[Exercise input — start]
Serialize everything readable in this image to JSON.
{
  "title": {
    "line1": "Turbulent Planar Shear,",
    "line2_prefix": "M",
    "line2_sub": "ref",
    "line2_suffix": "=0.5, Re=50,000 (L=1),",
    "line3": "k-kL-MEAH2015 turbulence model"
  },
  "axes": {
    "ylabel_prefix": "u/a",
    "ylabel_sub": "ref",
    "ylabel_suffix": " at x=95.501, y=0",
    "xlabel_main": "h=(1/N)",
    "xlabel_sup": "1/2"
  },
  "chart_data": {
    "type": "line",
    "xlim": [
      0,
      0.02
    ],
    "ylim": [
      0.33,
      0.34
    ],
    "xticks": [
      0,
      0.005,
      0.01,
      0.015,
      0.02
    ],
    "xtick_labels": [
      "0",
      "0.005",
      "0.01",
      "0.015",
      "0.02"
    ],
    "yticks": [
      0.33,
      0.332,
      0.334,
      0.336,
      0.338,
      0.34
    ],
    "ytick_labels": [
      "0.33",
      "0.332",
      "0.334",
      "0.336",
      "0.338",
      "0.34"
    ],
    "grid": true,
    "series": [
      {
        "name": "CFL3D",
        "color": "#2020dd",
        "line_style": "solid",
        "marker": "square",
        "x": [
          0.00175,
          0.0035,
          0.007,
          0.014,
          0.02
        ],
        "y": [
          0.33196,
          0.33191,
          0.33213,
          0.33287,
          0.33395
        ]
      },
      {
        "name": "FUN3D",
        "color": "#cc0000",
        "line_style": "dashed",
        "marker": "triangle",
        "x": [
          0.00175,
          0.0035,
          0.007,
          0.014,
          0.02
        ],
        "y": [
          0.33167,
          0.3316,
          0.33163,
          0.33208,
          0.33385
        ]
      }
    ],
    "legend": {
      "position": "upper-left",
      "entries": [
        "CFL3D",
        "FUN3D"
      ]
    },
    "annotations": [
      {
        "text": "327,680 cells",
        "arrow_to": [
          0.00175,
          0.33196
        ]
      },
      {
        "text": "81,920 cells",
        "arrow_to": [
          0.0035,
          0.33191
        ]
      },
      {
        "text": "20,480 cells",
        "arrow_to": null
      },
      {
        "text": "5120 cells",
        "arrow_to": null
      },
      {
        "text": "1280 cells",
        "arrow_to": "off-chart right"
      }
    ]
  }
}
[Exercise input — finish]
-- Problem to work on --
What this exercise asks for is the data above, retyped exactly.

-- Task output --
Serialize everything readable in this image to JSON.
{
  "title": {
    "line1": "Turbulent Planar Shear,",
    "line2_prefix": "M",
    "line2_sub": "ref",
    "line2_suffix": "=0.5, Re=50,000 (L=1),",
    "line3": "k-kL-MEAH2015 turbulence model"
  },
  "axes": {
    "ylabel_prefix": "u/a",
    "ylabel_sub": "ref",
    "ylabel_suffix": " at x=95.501, y=0",
    "xlabel_main": "h=(1/N)",
    "xlabel_sup": "1/2"
  },
  "chart_data": {
    "type": "line",
    "xlim": [
      0,
      0.02
    ],
    "ylim": [
      0.33,
      0.34
    ],
    "xticks": [
      0,
      0.005,
      0.01,
      0.015,
      0.02
    ],
    "xtick_labels": [
      "0",
      "0.005",
      "0.01",
      "0.015",
      "0.02"
    ],
    "yticks": [
      0.33,
      0.332,
      0.334,
      0.336,
      0.338,
      0.34
    ],
    "ytick_labels": [
      "0.33",
      "0.332",
      "0.334",
      "0.336",
      "0.338",
      "0.34"
    ],
    "grid": true,
    "series": [
      {
        "name": "CFL3D",
        "color": "#2020dd",
        "line_style": "solid",
        "marker": "square",
        "x": [
          0.00175,
          0.0035,
          0.007,
          0.014,
          0.02
        ],
        "y": [
          0.33196,
          0.33191,
          0.33213,
          0.33287,
          0.33395
        ]
      },
      {
        "name": "FUN3D",
        "color": "#cc0000",
        "line_style": "dashed",
        "marker": "triangle",
        "x": [
          0.00175,
          0.0035,
          0.007,
          0.014,
          0.02
        ],
        "y": [
          0.33167,
          0.3316,
          0.33163,
          0.33208,
          0.33385
        ]
      }
    ],
    "legend": {
      "position": "upper-left",
      "entries": [
        "CFL3D",
        "FUN3D"
      ]
    },
    "annotations": [
      {
        "text": "327,680 cells",
        "arrow_to": [
          0.00175,
          0.33196
        ]
      },
      {
        "text": "81,920 cells",
        "arrow_to": [
          0.0035,
          0.33191
        ]
      },
      {
        "text": "20,480 cells",
        "arrow_to": null
      },
      {
        "text": "5120 cells",
        "arrow_to": null
      },
      {
        "text": "1280 cells",
        "arrow_to": "off-chart right"
      }
    ]
  }
}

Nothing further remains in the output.